--- SHORT EXERCISE ---
Retype all of the data exactly as given.

--- WORKING DATA ---
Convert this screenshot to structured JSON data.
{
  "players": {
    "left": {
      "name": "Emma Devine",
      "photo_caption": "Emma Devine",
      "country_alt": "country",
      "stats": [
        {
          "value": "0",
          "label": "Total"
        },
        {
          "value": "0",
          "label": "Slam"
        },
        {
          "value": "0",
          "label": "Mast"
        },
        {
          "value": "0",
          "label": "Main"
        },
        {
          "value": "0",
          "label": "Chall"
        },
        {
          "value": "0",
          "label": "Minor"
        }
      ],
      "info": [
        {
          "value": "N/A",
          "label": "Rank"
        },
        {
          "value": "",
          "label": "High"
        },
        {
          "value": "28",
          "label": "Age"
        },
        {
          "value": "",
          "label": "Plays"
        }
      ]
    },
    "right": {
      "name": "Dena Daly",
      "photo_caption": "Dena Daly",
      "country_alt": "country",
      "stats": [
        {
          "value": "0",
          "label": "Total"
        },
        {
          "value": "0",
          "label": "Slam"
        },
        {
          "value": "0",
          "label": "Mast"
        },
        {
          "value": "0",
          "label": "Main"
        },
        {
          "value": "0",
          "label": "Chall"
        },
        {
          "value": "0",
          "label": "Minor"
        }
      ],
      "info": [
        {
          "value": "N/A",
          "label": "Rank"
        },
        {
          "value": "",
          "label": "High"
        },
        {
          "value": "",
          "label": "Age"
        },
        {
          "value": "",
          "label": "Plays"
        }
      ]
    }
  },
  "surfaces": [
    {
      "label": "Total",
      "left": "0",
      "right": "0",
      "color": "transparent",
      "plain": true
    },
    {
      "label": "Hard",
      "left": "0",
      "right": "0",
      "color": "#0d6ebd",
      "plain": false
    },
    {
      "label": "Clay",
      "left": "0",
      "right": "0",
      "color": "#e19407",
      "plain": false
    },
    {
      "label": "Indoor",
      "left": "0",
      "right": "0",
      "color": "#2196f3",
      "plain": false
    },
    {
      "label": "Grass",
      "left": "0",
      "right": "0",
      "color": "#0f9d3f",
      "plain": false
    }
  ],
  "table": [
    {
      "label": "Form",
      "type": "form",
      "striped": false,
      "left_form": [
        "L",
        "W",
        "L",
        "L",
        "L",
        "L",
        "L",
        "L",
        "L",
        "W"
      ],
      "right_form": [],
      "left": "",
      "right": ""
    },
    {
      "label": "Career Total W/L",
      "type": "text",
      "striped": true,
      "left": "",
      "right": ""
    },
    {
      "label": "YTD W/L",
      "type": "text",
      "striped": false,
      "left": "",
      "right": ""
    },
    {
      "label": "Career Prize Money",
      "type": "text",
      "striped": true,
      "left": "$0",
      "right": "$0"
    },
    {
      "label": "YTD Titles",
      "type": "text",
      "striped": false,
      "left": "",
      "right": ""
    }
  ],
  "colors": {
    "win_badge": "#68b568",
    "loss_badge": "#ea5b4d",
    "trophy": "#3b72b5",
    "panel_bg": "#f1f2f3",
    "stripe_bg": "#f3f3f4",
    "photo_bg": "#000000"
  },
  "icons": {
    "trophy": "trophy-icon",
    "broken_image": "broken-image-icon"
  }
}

--- FINAL RESULT ---
Convert this screenshot to structured JSON data.
{
  "players": {
    "left": {
      "name": "Emma Devine",
      "photo_caption": "Emma Devine",
      "country_alt": "country",
      "stats": [
        {
          "value": "0",
          "label": "Total"
        },
        {
          "value": "0",
          "label": "Slam"
        },
        {
          "value": "0",
          "label": "Mast"
        },
        {
          "value": "0",
          "label": "Main"
        },
        {
          "value": "0",
          "label": "Chall"
        },
        {
          "value": "0",
          "label": "Minor"
        }
      ],
      "info": [
        {
          "value": "N/A",
          "label": "Rank"
        },
        {
          "value": "",
          "label": "High"
        },
        {
          "value": "28",
          "label": "Age"
        },
        {
          "value": "",
          "label": "Plays"
        }
      ]
    },
    "right": {
      "name": "Dena Daly",
      "photo_caption": "Dena Daly",
      "country_alt": "country",
      "stats": [
        {
          "value": "0",
          "label": "Total"
        },
        {
          "value": "0",
          "label": "Slam"
        },
        {
          "value": "0",
          "label": "Mast"
        },
        {
          "value": "0",
          "label": "Main"
        },
        {
          "value": "0",
          "label": "Chall"
        },
        {
          "value": "0",
          "label": "Minor"
        }
      ],
      "info": [
        {
          "value": "N/A",
          "label": "Rank"
        },
        {
          "value": "",
          "label": "High"
        },
        {
          "value": "",
          "label": "Age"
        },
        {
          "value": "",
          "label": "Plays"
        }
      ]
    }
  },
  "surfaces": [
    {
      "label": "Total",
      "left": "0",
      "right": "0",
      "color": "transparent",
      "plain": true
    },
    {
      "label": "Hard",
      "left": "0",
      "right": "0",
      "color": "#0d6ebd",
      "plain": false
    },
    {
      "label": "Clay",
      "left": "0",
      "right": "0",
      "color": "#e19407",
      "plain": false
    },
    {
      "label": "Indoor",
      "left": "0",
      "right": "0",
      "color": "#2196f3",
      "plain": false
    },
    {
      "label": "Grass",
      "left": "0",
      "right": "0",
      "color": "#0f9d3f",
      "plain": false
    }
  ],
  "table": [
    {
      "label": "Form",
      "type": "form",
      "striped": false,
      "left_form": [
        "L",
        "W",
        "L",
        "L",
        "L",
        "L",
        "L",
        "L",
        "L",
        "W"
      ],
      "right_form": [],
      "left": "",
      "right": ""
    },
    {
      "label": "Career Total W/L",
      "type": "text",
      "striped": true,
      "left": "",
      "right": ""
    },
    {
      "label": "YTD W/L",
      "type": "text",
      "striped": false,
      "left": "",
      "right": ""
    },
    {
      "label": "Career Prize Money",
      "type": "text",
      "striped": true,
      "left": "$0",
      "right": "$0"
    },
    {
      "label": "YTD Titles",
      "type": "text",
      "striped": false,
      "left": "",
      "right": ""
    }
  ],
  "colors": {
    "win_badge": "#68b568",
    "loss_badge": "#ea5b4d",
    "trophy": "#3b72b5",
    "panel_bg": "#f1f2f3",
    "stripe_bg": "#f3f3f4",
    "photo_bg": "#000000"
  },
  "icons": {
    "trophy": "trophy-icon",
    "broken_image": "broken-image-icon"
  }
}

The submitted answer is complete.